__Your instructions__.
In the entries below, find the lines that contain the word "major" and copy them.

Data entries for graphics:
──────────────────────────────

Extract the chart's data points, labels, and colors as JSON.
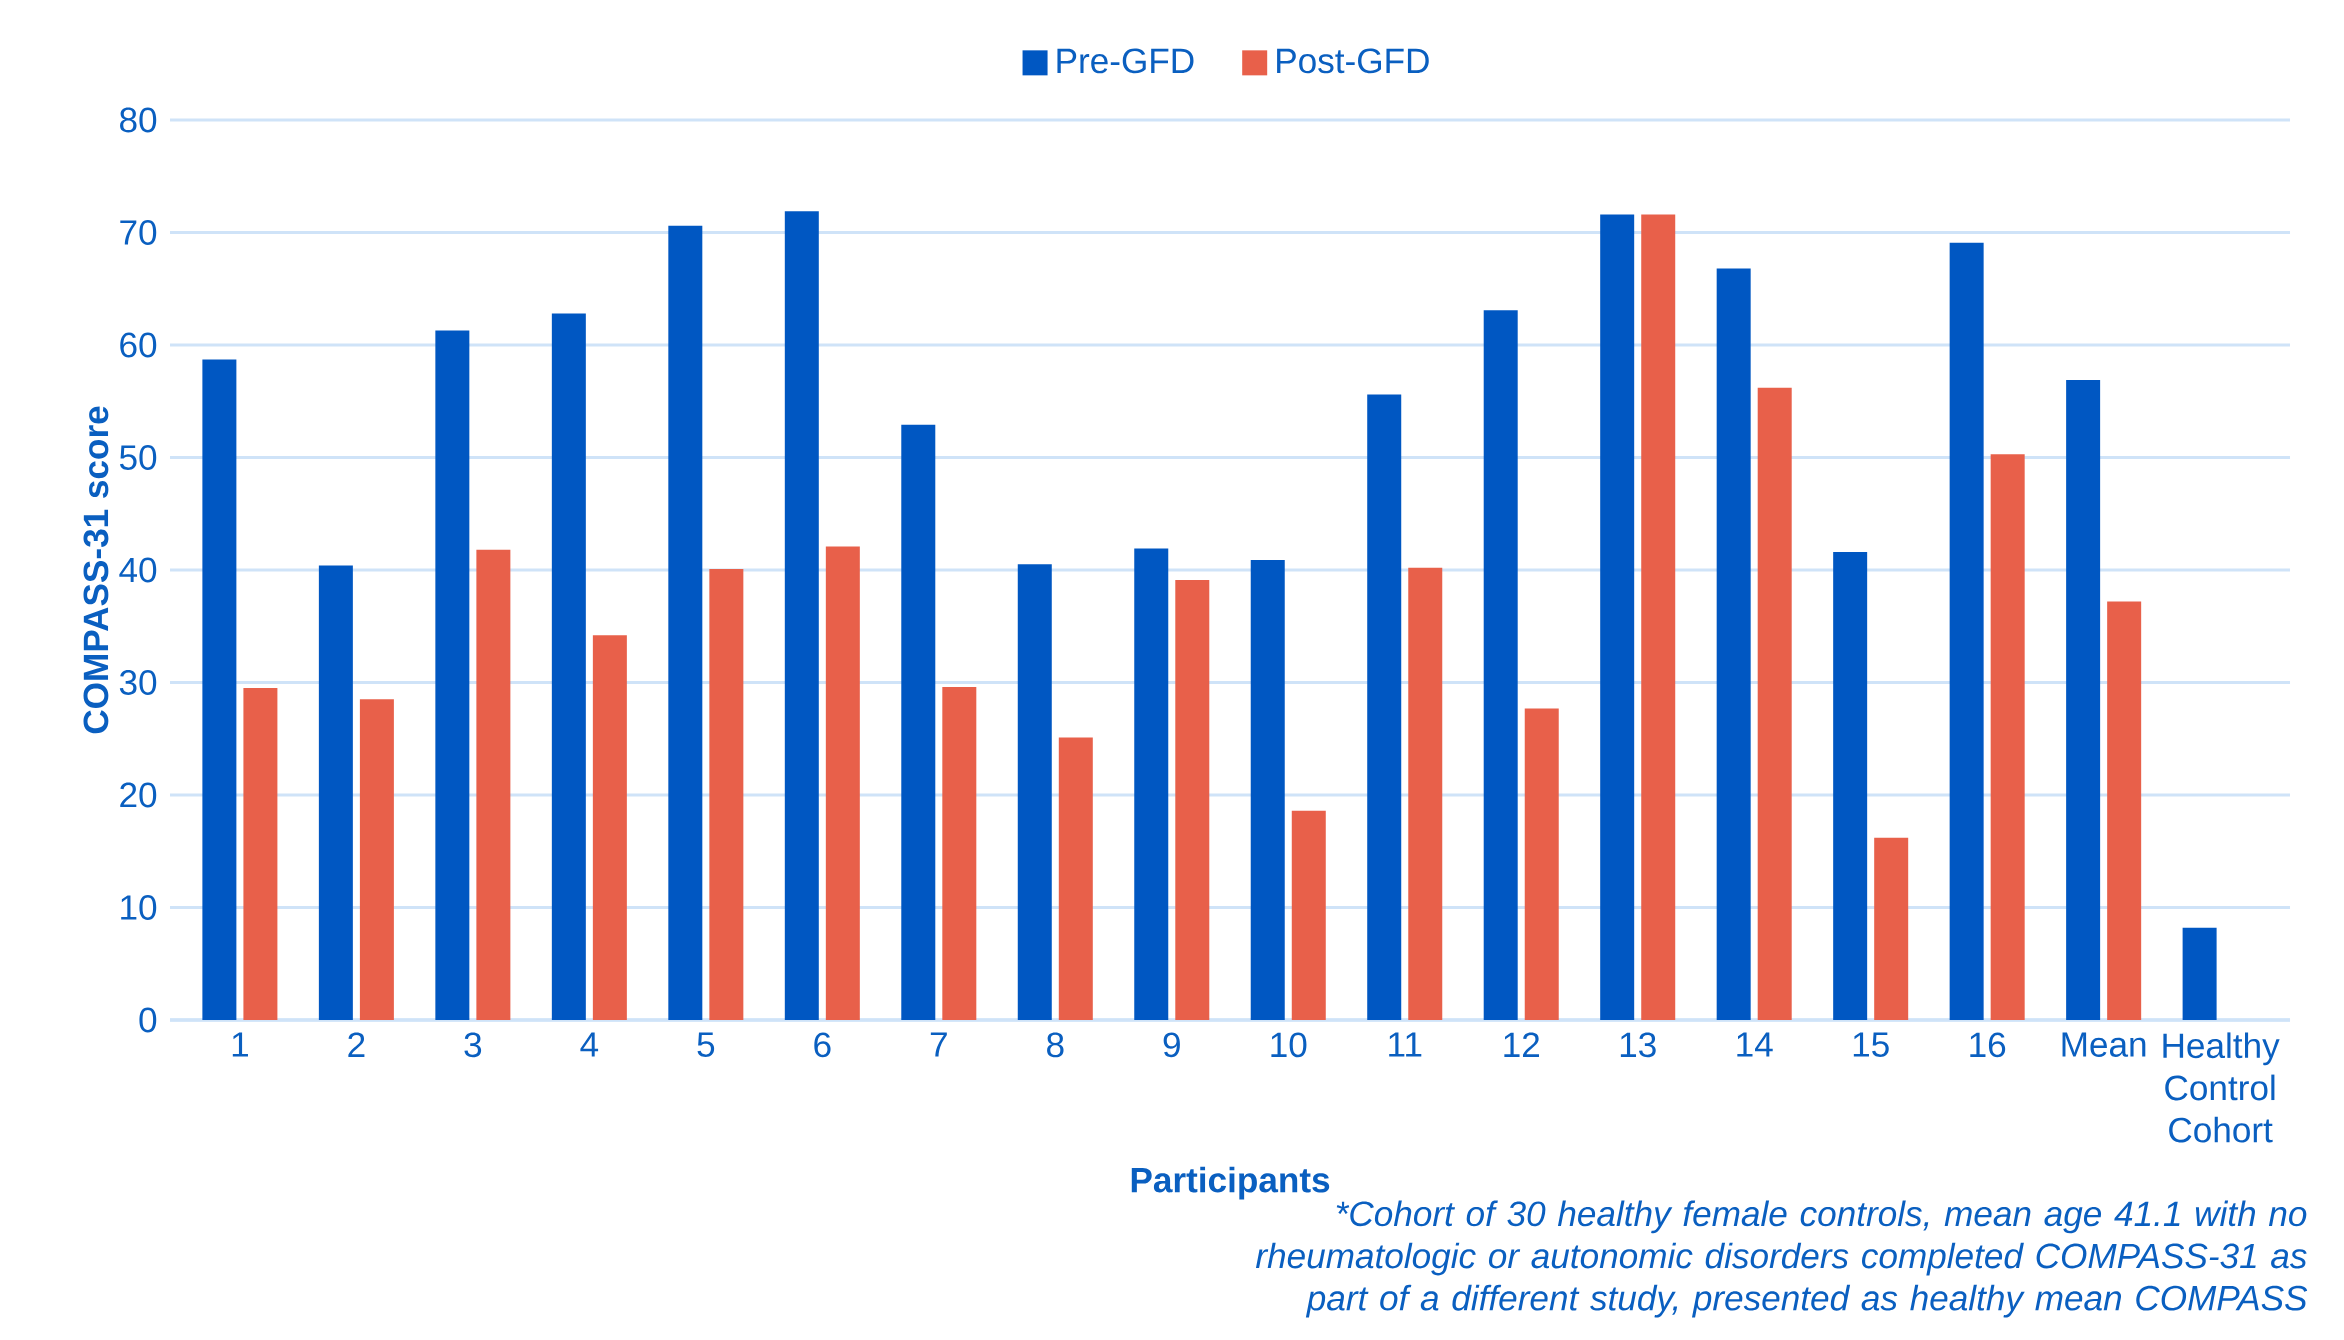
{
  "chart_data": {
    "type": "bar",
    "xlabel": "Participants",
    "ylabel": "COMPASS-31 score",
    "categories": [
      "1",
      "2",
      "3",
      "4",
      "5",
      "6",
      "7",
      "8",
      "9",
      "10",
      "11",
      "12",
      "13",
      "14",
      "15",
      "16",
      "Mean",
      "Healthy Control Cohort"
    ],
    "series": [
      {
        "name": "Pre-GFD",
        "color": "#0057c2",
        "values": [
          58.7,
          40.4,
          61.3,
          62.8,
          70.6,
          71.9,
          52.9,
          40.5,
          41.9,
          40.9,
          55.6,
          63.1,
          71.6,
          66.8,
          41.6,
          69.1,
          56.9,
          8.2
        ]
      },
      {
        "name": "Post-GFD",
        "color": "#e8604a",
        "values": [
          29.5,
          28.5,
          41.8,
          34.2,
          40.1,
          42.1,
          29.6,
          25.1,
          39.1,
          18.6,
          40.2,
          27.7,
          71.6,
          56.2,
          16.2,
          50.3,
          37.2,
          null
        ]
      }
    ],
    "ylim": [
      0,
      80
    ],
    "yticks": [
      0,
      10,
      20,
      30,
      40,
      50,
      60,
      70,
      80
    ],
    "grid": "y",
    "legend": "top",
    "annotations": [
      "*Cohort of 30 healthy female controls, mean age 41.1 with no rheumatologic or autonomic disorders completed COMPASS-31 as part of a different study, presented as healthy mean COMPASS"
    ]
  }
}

──────────────────────────────

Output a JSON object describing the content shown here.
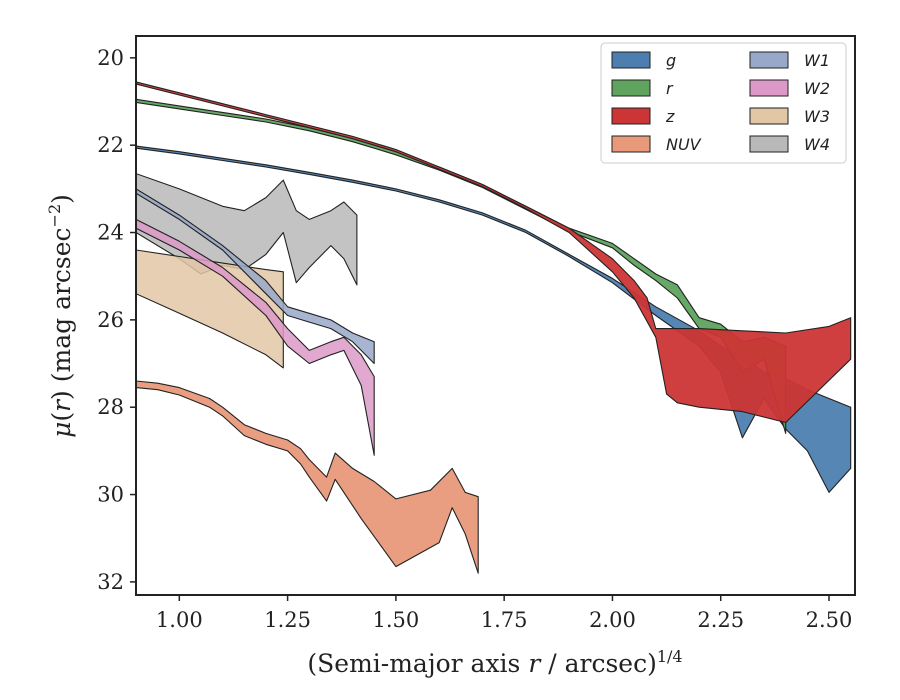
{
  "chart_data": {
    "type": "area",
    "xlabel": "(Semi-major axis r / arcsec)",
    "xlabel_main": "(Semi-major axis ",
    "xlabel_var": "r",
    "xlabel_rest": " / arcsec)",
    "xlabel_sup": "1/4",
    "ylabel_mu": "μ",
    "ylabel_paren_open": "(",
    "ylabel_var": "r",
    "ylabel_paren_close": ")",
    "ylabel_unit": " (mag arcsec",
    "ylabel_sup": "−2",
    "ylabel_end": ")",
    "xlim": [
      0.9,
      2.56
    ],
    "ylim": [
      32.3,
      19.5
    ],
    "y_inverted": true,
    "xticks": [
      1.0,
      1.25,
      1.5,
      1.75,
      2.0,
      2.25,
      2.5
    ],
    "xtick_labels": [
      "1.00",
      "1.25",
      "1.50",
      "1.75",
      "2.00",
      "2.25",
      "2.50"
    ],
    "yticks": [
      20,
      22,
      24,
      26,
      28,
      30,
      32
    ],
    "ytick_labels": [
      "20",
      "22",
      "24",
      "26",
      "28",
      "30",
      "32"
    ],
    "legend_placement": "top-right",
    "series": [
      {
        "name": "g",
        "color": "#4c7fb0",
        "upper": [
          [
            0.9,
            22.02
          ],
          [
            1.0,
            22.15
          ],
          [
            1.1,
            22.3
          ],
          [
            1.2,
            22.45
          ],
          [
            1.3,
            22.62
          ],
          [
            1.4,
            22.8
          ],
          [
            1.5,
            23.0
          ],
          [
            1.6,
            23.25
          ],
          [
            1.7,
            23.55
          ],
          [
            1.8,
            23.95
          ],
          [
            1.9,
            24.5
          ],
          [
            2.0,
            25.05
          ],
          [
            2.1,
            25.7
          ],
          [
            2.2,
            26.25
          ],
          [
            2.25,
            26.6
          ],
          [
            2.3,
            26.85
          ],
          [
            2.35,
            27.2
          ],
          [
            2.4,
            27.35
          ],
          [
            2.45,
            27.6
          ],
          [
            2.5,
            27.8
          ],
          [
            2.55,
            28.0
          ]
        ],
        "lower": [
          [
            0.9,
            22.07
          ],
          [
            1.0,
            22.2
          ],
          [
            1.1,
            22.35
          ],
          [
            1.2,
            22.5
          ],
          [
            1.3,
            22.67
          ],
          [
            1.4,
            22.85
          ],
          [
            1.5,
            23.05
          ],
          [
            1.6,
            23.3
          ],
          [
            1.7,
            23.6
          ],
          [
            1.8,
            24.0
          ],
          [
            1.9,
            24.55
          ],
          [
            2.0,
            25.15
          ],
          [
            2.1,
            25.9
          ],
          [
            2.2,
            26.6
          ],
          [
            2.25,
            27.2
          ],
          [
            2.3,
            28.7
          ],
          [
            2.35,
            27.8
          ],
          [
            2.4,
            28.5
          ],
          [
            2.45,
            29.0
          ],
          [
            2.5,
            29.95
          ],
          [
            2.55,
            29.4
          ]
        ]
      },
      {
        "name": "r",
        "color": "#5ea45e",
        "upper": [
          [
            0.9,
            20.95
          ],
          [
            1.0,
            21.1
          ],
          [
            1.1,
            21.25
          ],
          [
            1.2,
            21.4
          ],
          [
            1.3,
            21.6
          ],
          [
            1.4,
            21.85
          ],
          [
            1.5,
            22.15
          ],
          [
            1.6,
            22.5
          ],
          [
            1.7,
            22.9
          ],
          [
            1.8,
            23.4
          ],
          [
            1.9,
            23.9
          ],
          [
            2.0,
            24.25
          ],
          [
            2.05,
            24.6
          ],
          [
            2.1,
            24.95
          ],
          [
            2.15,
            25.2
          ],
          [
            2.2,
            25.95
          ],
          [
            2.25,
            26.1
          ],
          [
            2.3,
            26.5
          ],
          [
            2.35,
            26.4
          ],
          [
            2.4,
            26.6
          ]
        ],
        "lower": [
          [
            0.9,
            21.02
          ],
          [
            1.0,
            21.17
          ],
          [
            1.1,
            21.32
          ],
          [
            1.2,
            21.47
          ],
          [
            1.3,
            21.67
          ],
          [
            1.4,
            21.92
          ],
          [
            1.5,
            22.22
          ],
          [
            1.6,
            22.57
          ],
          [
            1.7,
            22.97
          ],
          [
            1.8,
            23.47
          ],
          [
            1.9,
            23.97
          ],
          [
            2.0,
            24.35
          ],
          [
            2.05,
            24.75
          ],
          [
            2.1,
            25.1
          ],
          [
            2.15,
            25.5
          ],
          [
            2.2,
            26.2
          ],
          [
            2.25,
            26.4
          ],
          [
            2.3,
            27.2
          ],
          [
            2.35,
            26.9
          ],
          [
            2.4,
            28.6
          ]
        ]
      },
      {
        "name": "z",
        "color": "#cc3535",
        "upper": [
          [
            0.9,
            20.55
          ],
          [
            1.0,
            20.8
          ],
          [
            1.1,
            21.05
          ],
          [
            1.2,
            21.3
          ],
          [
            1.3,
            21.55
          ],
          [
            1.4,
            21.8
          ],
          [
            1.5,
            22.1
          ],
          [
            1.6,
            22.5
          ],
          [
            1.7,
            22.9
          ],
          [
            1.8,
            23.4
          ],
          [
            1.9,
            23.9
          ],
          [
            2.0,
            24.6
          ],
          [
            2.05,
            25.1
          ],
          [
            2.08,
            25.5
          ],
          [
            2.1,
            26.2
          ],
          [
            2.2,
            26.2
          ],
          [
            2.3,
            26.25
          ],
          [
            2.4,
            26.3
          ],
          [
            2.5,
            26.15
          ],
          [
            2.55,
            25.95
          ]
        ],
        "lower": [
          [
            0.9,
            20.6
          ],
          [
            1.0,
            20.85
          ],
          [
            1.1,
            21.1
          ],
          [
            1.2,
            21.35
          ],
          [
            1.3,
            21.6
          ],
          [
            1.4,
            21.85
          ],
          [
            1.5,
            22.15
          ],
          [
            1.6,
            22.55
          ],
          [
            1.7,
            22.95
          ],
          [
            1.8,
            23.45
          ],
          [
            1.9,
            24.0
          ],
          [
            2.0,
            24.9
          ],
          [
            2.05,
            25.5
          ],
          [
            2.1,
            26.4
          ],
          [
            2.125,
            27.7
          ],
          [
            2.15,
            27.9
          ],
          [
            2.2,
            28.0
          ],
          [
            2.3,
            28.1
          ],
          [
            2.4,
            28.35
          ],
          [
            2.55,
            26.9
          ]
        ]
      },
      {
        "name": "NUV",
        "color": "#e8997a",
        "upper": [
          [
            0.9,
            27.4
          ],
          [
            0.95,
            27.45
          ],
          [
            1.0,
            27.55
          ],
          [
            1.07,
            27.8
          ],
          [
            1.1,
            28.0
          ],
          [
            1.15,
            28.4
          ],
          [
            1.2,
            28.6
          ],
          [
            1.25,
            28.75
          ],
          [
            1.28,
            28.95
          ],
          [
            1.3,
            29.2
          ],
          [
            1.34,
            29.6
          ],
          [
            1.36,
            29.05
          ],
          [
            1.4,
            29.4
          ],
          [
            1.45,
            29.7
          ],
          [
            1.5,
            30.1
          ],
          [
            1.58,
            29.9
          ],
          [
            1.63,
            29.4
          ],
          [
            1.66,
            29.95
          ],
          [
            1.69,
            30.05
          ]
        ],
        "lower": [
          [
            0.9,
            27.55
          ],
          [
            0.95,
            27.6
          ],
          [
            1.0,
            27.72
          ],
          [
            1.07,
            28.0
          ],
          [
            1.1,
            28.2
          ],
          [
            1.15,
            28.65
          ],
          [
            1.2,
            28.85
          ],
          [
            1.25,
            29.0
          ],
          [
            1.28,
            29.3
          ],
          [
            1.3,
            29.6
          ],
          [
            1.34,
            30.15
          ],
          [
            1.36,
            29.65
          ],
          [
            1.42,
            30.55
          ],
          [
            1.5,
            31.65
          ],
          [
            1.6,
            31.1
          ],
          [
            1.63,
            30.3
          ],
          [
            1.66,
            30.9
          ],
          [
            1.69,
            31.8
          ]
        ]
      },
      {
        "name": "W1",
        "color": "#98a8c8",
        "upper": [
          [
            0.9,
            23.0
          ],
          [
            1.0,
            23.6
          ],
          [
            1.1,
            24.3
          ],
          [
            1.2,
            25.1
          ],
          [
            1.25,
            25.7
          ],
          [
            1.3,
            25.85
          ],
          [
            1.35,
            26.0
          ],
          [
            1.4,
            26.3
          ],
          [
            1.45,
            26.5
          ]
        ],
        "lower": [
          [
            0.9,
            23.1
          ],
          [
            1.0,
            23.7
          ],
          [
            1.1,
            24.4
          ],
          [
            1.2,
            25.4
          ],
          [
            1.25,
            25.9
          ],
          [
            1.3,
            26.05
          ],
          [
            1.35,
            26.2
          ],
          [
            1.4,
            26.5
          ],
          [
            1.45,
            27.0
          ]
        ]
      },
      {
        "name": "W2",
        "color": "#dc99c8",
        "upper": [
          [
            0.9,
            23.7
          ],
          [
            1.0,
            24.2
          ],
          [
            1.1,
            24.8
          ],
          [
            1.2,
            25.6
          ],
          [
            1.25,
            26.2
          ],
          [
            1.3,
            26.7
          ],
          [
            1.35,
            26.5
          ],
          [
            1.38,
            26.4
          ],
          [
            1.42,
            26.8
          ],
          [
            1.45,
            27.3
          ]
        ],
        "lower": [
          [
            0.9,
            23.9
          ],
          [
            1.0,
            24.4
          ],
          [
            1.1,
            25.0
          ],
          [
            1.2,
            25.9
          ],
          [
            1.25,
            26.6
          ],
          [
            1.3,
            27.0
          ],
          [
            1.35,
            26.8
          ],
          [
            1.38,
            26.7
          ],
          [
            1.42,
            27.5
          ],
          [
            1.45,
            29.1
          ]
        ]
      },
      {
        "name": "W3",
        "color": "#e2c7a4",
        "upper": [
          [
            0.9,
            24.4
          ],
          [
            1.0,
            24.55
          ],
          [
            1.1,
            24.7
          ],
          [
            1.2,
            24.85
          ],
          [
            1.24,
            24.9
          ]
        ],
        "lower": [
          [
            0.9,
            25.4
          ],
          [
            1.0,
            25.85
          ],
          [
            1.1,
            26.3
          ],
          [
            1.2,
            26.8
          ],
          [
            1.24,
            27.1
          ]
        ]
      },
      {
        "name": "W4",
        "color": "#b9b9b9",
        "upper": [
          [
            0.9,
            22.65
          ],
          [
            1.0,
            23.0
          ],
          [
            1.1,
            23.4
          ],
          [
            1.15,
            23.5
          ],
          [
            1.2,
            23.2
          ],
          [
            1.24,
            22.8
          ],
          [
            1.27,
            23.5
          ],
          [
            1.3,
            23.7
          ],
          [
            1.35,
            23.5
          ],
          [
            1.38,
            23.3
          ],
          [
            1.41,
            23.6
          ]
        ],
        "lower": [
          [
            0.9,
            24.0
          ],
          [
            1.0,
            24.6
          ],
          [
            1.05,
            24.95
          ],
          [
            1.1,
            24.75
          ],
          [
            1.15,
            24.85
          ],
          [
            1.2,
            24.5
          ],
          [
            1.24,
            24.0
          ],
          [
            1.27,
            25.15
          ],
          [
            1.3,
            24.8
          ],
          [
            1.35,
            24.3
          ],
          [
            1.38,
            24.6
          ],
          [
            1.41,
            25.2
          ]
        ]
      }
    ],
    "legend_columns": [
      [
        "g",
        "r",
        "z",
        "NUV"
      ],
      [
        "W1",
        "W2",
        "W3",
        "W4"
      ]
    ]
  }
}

──────────────────────────────

__Expected answer__.
    "xlabel": "(Semi-major axis r / arcsec)",
    "xlabel_main": "(Semi-major axis ",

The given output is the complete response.